- [WRITTEN REQUEST] Write out the listing in full, matching it word for word.

[BEGIN]

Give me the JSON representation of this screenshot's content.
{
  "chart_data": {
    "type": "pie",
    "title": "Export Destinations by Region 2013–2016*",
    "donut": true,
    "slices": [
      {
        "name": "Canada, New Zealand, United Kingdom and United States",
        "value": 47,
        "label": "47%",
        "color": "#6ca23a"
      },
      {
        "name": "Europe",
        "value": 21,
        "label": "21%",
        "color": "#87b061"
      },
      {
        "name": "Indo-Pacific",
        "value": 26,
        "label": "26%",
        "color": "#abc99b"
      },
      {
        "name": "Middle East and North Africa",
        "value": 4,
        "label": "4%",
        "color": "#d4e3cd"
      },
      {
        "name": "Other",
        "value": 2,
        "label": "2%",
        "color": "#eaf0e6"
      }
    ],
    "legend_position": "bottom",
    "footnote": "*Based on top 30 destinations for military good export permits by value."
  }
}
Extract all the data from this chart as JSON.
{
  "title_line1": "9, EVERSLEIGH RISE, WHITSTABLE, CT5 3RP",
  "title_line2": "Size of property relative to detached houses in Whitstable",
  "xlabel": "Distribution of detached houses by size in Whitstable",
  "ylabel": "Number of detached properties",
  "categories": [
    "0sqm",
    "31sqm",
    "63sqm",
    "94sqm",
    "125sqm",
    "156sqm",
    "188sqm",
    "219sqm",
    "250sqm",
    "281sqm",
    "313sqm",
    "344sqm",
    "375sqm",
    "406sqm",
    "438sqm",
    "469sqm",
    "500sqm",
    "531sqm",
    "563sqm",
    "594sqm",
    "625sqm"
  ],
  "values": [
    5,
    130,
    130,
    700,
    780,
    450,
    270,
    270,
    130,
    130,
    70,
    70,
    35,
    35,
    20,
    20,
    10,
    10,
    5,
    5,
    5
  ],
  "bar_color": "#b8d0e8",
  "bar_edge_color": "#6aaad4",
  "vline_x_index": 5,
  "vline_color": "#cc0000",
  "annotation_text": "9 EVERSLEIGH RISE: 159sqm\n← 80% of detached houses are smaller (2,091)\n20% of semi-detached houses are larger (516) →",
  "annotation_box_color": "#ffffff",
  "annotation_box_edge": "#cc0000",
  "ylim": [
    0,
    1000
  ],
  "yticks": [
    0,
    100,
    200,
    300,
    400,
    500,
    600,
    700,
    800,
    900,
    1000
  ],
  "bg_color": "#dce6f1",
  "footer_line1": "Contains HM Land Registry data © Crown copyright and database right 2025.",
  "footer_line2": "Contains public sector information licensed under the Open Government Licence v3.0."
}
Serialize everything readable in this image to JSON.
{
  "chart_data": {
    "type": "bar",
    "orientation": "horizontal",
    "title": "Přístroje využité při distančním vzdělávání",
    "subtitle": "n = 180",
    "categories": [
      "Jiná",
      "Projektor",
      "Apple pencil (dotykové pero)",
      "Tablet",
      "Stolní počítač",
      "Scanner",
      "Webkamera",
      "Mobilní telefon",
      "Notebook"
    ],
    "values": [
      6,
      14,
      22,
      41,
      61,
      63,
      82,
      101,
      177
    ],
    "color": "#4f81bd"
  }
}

[END]

- [SOLUTION]
Give me the JSON representation of this screenshot's content.
{
  "chart_data": {
    "type": "pie",
    "title": "Export Destinations by Region 2013–2016*",
    "donut": true,
    "slices": [
      {
        "name": "Canada, New Zealand, United Kingdom and United States",
        "value": 47,
        "label": "47%",
        "color": "#6ca23a"
      },
      {
        "name": "Europe",
        "value": 21,
        "label": "21%",
        "color": "#87b061"
      },
      {
        "name": "Indo-Pacific",
        "value": 26,
        "label": "26%",
        "color": "#abc99b"
      },
      {
        "name": "Middle East and North Africa",
        "value": 4,
        "label": "4%",
        "color": "#d4e3cd"
      },
      {
        "name": "Other",
        "value": 2,
        "label": "2%",
        "color": "#eaf0e6"
      }
    ],
    "legend_position": "bottom",
    "footnote": "*Based on top 30 destinations for military good export permits by value."
  }
}
Extract all the data from this chart as JSON.
{
  "title_line1": "9, EVERSLEIGH RISE, WHITSTABLE, CT5 3RP",
  "title_line2": "Size of property relative to detached houses in Whitstable",
  "xlabel": "Distribution of detached houses by size in Whitstable",
  "ylabel": "Number of detached properties",
  "categories": [
    "0sqm",
    "31sqm",
    "63sqm",
    "94sqm",
    "125sqm",
    "156sqm",
    "188sqm",
    "219sqm",
    "250sqm",
    "281sqm",
    "313sqm",
    "344sqm",
    "375sqm",
    "406sqm",
    "438sqm",
    "469sqm",
    "500sqm",
    "531sqm",
    "563sqm",
    "594sqm",
    "625sqm"
  ],
  "values": [
    5,
    130,
    130,
    700,
    780,
    450,
    270,
    270,
    130,
    130,
    70,
    70,
    35,
    35,
    20,
    20,
    10,
    10,
    5,
    5,
    5
  ],
  "bar_color": "#b8d0e8",
  "bar_edge_color": "#6aaad4",
  "vline_x_index": 5,
  "vline_color": "#cc0000",
  "annotation_text": "9 EVERSLEIGH RISE: 159sqm\n← 80% of detached houses are smaller (2,091)\n20% of semi-detached houses are larger (516) →",
  "annotation_box_color": "#ffffff",
  "annotation_box_edge": "#cc0000",
  "ylim": [
    0,
    1000
  ],
  "yticks": [
    0,
    100,
    200,
    300,
    400,
    500,
    600,
    700,
    800,
    900,
    1000
  ],
  "bg_color": "#dce6f1",
  "footer_line1": "Contains HM Land Registry data © Crown copyright and database right 2025.",
  "footer_line2": "Contains public sector information licensed under the Open Government Licence v3.0."
}
Serialize everything readable in this image to JSON.
{
  "chart_data": {
    "type": "bar",
    "orientation": "horizontal",
    "title": "Přístroje využité při distančním vzdělávání",
    "subtitle": "n = 180",
    "categories": [
      "Jiná",
      "Projektor",
      "Apple pencil (dotykové pero)",
      "Tablet",
      "Stolní počítač",
      "Scanner",
      "Webkamera",
      "Mobilní telefon",
      "Notebook"
    ],
    "values": [
      6,
      14,
      22,
      41,
      61,
      63,
      82,
      101,
      177
    ],
    "color": "#4f81bd"
  }
}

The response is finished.